__MATERIAL__:
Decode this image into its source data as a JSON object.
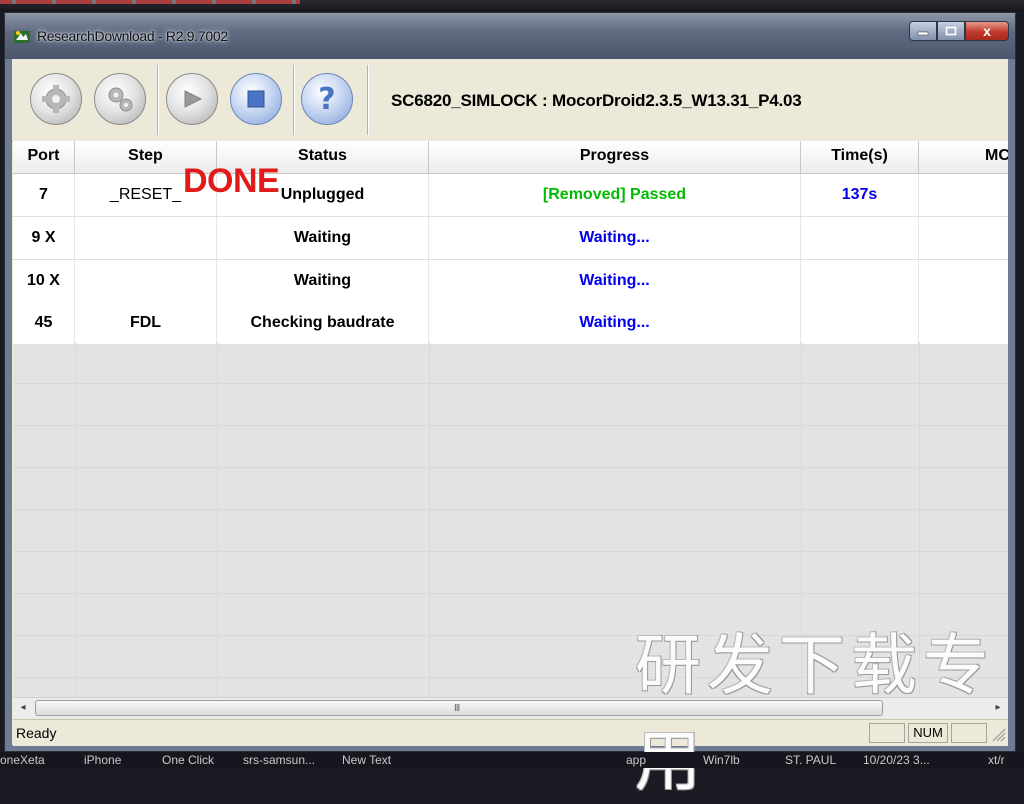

---

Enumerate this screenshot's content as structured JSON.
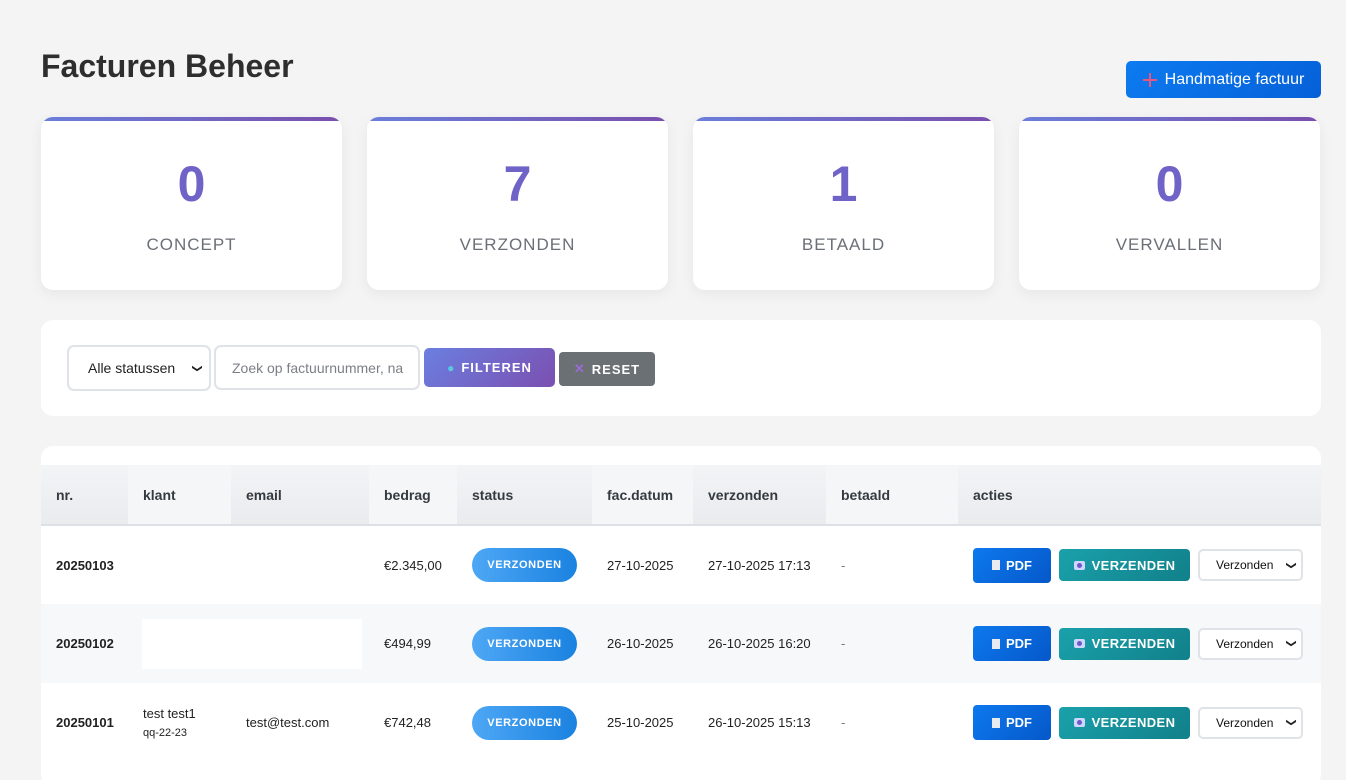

---

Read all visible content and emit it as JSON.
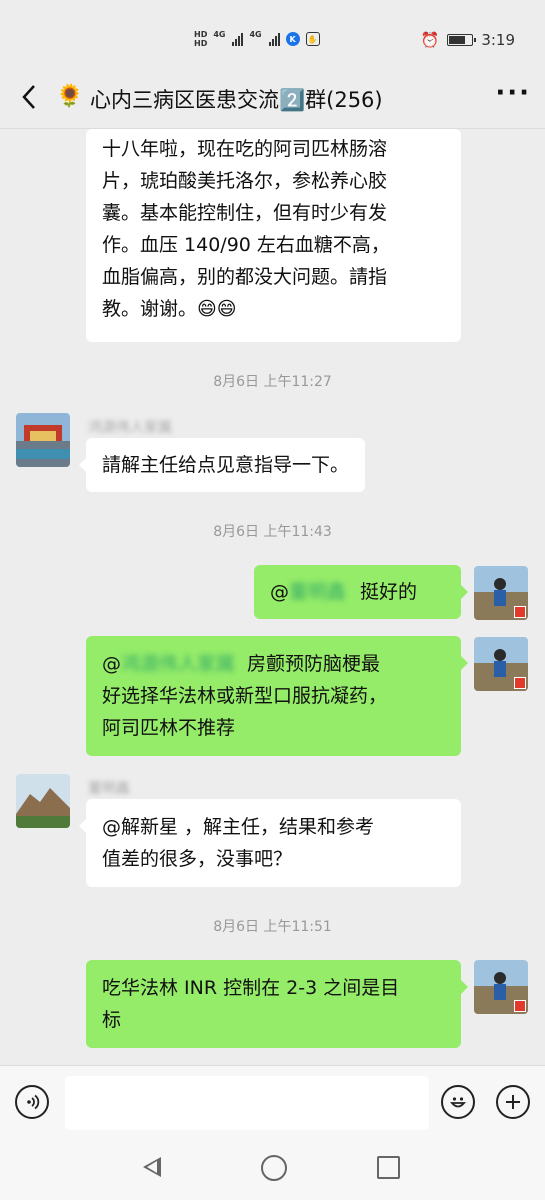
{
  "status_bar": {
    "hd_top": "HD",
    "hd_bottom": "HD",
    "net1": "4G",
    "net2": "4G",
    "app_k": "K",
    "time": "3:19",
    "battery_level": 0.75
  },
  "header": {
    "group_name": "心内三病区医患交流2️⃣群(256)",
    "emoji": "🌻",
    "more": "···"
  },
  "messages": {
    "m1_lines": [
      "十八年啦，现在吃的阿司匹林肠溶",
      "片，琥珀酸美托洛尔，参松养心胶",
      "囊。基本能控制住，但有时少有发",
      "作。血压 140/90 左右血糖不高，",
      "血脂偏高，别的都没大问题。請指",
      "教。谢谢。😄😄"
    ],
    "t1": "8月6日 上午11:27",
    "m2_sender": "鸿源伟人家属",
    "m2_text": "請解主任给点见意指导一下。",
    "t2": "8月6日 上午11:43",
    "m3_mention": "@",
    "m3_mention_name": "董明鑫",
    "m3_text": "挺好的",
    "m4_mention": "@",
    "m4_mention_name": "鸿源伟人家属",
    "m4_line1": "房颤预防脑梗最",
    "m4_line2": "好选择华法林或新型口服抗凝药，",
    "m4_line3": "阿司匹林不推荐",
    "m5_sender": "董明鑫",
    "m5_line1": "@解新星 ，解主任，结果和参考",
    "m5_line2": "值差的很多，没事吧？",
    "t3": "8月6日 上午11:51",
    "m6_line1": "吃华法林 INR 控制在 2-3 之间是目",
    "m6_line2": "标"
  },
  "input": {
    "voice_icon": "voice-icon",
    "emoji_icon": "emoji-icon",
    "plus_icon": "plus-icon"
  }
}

__THE TASK__:
Pull every line containing "this" out of the data above.

__WRITTEN SOLUTION__:
Decode this image into its source data as a JSON object.
Enumerate this screenshot's content as structured JSON.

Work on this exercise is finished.